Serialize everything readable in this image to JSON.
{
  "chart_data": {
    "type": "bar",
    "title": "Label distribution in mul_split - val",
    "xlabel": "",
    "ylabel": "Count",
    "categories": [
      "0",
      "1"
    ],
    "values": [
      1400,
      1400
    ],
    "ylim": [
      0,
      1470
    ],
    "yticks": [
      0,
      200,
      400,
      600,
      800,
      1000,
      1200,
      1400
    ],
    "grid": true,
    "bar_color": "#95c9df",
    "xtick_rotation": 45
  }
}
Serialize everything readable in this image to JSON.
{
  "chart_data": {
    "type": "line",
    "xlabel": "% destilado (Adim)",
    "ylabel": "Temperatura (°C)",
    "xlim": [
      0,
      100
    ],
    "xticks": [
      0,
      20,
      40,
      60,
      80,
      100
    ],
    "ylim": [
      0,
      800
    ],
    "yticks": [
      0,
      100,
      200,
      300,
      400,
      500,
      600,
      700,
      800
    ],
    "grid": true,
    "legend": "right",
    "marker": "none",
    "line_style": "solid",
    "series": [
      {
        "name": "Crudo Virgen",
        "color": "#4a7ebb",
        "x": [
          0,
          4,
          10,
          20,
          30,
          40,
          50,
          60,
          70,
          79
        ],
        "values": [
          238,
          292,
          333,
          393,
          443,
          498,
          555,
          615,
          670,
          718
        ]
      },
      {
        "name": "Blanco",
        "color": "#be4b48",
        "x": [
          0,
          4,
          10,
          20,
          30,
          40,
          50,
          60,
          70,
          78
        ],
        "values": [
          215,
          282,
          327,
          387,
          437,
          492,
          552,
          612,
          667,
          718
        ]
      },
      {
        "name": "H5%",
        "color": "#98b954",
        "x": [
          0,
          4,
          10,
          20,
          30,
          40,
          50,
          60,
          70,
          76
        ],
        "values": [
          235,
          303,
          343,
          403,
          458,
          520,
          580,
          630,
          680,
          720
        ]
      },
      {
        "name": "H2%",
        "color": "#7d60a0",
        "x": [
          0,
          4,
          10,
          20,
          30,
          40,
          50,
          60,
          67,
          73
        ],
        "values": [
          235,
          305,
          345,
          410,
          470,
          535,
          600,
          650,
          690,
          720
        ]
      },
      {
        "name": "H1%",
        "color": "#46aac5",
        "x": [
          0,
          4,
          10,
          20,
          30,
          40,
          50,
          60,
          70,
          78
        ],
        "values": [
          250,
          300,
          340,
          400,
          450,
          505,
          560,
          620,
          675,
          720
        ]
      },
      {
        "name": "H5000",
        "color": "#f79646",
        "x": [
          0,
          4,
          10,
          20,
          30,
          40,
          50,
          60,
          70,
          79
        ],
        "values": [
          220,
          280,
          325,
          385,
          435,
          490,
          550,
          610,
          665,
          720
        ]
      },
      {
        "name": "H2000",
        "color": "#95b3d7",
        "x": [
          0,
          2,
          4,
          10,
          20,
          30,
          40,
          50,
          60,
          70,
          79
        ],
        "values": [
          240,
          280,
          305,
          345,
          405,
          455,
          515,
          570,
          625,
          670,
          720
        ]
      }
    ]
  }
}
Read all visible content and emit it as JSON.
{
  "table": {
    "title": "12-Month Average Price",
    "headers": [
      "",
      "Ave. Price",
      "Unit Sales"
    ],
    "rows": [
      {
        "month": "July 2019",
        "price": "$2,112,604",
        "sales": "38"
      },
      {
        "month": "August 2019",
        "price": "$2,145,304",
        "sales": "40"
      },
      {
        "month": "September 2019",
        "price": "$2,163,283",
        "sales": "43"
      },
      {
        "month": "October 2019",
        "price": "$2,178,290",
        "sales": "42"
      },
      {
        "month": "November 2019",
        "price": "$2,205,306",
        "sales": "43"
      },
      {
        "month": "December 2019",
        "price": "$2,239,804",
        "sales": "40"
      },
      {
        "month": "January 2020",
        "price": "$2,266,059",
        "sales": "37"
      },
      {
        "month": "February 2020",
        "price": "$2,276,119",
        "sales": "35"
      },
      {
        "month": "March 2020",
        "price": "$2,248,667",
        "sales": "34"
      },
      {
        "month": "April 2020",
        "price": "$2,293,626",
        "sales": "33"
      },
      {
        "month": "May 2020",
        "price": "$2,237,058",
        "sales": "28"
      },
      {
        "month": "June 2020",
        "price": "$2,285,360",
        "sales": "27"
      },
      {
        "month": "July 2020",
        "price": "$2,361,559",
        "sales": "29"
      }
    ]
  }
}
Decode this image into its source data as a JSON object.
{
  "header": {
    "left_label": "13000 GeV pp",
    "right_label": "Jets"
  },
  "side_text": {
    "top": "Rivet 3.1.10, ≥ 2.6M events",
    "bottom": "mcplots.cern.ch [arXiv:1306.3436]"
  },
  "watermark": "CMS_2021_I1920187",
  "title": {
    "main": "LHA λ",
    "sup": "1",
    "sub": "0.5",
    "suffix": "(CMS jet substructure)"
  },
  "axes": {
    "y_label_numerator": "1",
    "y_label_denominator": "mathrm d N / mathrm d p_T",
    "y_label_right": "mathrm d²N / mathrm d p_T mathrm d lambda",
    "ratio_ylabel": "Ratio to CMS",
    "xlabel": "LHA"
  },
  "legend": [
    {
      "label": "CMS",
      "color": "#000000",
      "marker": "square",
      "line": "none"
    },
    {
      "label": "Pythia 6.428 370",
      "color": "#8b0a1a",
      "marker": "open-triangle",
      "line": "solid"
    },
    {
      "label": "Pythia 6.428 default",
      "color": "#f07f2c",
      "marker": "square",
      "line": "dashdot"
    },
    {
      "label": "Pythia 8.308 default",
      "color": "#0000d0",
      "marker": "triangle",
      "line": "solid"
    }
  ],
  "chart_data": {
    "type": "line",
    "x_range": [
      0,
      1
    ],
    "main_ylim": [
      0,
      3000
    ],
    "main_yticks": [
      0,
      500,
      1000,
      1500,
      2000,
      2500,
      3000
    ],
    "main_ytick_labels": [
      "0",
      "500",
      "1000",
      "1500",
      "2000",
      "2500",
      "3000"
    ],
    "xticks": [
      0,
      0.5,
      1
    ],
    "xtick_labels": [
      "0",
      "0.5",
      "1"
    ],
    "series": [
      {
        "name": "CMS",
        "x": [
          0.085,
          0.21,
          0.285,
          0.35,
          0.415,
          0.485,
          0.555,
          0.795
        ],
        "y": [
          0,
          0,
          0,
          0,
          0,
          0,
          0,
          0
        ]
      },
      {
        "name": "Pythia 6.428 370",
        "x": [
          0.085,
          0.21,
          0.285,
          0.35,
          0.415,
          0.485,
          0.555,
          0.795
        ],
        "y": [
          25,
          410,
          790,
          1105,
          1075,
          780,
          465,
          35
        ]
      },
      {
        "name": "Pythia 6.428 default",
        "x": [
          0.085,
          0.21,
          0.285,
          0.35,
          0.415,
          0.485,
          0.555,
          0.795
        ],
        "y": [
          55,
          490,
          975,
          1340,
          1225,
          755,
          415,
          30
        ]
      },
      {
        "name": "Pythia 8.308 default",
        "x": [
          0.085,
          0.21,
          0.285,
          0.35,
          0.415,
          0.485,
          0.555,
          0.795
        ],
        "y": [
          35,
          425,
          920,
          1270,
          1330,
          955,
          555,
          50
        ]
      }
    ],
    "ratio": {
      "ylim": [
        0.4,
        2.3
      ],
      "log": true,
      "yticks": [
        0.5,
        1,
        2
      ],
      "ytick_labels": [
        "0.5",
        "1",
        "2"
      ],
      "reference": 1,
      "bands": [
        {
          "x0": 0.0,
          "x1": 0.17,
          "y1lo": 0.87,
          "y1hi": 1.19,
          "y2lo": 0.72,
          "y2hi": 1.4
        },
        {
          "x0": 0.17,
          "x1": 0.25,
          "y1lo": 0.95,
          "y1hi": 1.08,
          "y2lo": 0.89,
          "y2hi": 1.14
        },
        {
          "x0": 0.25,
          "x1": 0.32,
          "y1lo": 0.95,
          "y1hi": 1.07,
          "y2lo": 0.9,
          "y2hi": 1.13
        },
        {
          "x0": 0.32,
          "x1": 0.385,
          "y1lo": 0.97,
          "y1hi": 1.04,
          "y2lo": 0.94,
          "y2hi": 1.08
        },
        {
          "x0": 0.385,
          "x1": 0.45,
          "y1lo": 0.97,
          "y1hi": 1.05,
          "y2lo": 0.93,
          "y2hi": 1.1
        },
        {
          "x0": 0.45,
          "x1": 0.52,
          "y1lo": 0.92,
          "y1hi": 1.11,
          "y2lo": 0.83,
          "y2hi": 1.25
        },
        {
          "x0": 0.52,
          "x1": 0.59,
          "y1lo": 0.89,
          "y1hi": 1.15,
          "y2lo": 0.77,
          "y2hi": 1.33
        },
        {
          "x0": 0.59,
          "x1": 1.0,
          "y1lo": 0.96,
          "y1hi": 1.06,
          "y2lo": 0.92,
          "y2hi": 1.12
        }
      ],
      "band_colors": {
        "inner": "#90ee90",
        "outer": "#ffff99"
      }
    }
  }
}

_GOAL_
Whichever lines contain the string "JSON", select and copy them.

_EXERCISE SOLUTION_
Serialize everything readable in this image to JSON.
Serialize everything readable in this image to JSON.
Read all visible content and emit it as JSON.
Decode this image into its source data as a JSON object.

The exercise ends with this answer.